Task directions>
Look through the lines below and extract any with the word "subtitle".

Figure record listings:
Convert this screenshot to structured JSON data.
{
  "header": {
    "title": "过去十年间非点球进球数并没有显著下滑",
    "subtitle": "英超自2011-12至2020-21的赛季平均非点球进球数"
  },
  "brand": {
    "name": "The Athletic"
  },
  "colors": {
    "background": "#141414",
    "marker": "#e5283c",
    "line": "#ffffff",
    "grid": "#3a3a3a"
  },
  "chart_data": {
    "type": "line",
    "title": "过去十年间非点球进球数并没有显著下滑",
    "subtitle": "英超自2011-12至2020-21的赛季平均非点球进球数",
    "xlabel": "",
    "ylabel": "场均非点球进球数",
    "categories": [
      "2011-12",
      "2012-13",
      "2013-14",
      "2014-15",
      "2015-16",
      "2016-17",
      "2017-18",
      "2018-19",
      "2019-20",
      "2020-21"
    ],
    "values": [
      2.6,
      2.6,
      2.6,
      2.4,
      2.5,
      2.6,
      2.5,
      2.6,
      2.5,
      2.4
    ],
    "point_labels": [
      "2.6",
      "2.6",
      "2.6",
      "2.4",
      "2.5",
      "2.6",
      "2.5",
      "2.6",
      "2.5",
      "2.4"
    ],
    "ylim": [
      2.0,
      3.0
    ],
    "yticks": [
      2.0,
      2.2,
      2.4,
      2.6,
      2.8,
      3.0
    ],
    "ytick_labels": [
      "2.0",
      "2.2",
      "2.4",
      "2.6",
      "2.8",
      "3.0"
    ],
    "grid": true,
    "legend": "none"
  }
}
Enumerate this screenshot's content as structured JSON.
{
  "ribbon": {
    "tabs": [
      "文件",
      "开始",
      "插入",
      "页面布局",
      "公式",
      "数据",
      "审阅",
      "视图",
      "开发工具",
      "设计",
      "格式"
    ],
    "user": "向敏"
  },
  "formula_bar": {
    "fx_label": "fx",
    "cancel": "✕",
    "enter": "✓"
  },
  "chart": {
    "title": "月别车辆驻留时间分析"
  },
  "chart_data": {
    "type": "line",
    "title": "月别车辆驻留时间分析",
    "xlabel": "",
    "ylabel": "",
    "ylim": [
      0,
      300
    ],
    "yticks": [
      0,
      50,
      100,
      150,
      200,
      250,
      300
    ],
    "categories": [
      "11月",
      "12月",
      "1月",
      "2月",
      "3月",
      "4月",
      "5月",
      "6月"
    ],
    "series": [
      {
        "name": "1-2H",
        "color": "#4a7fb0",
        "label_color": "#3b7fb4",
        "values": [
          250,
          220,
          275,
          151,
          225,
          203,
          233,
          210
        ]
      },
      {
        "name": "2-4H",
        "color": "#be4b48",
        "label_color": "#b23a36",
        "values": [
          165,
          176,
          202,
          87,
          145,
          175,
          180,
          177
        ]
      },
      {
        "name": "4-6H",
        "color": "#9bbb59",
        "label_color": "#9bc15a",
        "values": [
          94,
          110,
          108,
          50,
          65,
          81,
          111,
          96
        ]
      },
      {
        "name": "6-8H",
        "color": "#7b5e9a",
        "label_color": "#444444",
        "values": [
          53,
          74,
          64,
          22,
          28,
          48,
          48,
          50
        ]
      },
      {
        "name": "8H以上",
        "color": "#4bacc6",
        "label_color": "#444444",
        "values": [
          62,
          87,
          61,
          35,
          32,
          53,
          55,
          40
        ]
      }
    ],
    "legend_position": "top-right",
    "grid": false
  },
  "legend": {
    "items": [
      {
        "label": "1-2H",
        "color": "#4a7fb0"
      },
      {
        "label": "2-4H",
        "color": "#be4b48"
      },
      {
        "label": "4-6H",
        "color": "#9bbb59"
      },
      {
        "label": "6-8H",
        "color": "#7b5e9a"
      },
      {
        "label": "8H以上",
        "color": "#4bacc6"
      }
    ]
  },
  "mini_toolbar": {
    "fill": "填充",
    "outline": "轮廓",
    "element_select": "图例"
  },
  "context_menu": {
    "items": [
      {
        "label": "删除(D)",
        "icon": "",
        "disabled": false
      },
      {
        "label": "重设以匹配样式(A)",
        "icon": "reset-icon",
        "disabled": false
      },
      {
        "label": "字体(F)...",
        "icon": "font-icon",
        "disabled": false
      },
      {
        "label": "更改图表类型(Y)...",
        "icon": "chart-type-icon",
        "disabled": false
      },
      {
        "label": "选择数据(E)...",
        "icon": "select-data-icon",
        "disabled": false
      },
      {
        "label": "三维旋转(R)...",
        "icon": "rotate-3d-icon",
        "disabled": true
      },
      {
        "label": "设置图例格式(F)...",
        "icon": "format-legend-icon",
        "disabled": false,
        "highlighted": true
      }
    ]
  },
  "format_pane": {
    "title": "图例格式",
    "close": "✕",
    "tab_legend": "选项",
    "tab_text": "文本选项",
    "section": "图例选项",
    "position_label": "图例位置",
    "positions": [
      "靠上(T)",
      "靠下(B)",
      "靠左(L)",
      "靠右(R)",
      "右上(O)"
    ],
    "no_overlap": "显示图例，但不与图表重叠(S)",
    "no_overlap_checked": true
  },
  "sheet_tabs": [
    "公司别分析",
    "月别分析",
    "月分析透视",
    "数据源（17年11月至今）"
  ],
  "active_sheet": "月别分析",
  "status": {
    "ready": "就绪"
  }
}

Output for this exercise>
    "subtitle": "英超自2011-12至2020-21的赛季平均非点球进球数"
    "subtitle": "英超自2011-12至2020-21的赛季平均非点球进球数",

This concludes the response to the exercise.